SET EXERCISE: Write out the whole listing exactly as it stands.

┏━━

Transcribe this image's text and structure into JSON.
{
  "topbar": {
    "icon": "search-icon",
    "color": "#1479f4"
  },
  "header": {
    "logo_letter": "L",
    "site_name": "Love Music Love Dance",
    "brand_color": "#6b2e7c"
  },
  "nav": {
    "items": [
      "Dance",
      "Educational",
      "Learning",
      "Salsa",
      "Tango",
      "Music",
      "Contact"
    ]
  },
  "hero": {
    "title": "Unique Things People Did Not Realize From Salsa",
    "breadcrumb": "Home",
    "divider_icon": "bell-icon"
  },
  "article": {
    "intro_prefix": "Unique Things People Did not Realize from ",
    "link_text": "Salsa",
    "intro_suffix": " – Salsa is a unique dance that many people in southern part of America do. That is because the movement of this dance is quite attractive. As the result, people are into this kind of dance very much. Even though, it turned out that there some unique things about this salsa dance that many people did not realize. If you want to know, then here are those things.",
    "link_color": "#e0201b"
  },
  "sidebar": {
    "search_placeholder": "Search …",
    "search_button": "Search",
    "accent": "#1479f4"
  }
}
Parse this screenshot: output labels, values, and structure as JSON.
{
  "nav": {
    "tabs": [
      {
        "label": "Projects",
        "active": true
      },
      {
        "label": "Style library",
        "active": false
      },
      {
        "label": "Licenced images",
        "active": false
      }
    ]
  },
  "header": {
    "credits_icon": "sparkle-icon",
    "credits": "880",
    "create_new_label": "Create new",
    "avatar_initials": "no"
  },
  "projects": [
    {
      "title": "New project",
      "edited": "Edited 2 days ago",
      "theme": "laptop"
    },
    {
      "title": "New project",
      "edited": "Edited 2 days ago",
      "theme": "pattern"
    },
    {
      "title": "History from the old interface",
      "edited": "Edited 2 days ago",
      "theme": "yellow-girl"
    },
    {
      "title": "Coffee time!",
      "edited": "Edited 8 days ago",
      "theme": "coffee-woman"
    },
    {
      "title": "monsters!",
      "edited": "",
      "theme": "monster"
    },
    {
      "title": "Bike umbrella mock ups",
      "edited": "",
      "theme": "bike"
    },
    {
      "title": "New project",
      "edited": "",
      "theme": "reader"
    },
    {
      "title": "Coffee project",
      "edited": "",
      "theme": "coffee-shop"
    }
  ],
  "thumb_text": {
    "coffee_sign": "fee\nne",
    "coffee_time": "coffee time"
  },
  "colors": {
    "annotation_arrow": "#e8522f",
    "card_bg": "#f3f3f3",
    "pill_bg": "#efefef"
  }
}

┗━━

SOLUTION TO THIS PROBLEM:
Transcribe this image's text and structure into JSON.
{
  "topbar": {
    "icon": "search-icon",
    "color": "#1479f4"
  },
  "header": {
    "logo_letter": "L",
    "site_name": "Love Music Love Dance",
    "brand_color": "#6b2e7c"
  },
  "nav": {
    "items": [
      "Dance",
      "Educational",
      "Learning",
      "Salsa",
      "Tango",
      "Music",
      "Contact"
    ]
  },
  "hero": {
    "title": "Unique Things People Did Not Realize From Salsa",
    "breadcrumb": "Home",
    "divider_icon": "bell-icon"
  },
  "article": {
    "intro_prefix": "Unique Things People Did not Realize from ",
    "link_text": "Salsa",
    "intro_suffix": " – Salsa is a unique dance that many people in southern part of America do. That is because the movement of this dance is quite attractive. As the result, people are into this kind of dance very much. Even though, it turned out that there some unique things about this salsa dance that many people did not realize. If you want to know, then here are those things.",
    "link_color": "#e0201b"
  },
  "sidebar": {
    "search_placeholder": "Search …",
    "search_button": "Search",
    "accent": "#1479f4"
  }
}
Parse this screenshot: output labels, values, and structure as JSON.
{
  "nav": {
    "tabs": [
      {
        "label": "Projects",
        "active": true
      },
      {
        "label": "Style library",
        "active": false
      },
      {
        "label": "Licenced images",
        "active": false
      }
    ]
  },
  "header": {
    "credits_icon": "sparkle-icon",
    "credits": "880",
    "create_new_label": "Create new",
    "avatar_initials": "no"
  },
  "projects": [
    {
      "title": "New project",
      "edited": "Edited 2 days ago",
      "theme": "laptop"
    },
    {
      "title": "New project",
      "edited": "Edited 2 days ago",
      "theme": "pattern"
    },
    {
      "title": "History from the old interface",
      "edited": "Edited 2 days ago",
      "theme": "yellow-girl"
    },
    {
      "title": "Coffee time!",
      "edited": "Edited 8 days ago",
      "theme": "coffee-woman"
    },
    {
      "title": "monsters!",
      "edited": "",
      "theme": "monster"
    },
    {
      "title": "Bike umbrella mock ups",
      "edited": "",
      "theme": "bike"
    },
    {
      "title": "New project",
      "edited": "",
      "theme": "reader"
    },
    {
      "title": "Coffee project",
      "edited": "",
      "theme": "coffee-shop"
    }
  ],
  "thumb_text": {
    "coffee_sign": "fee\nne",
    "coffee_time": "coffee time"
  },
  "colors": {
    "annotation_arrow": "#e8522f",
    "card_bg": "#f3f3f3",
    "pill_bg": "#efefef"
  }
}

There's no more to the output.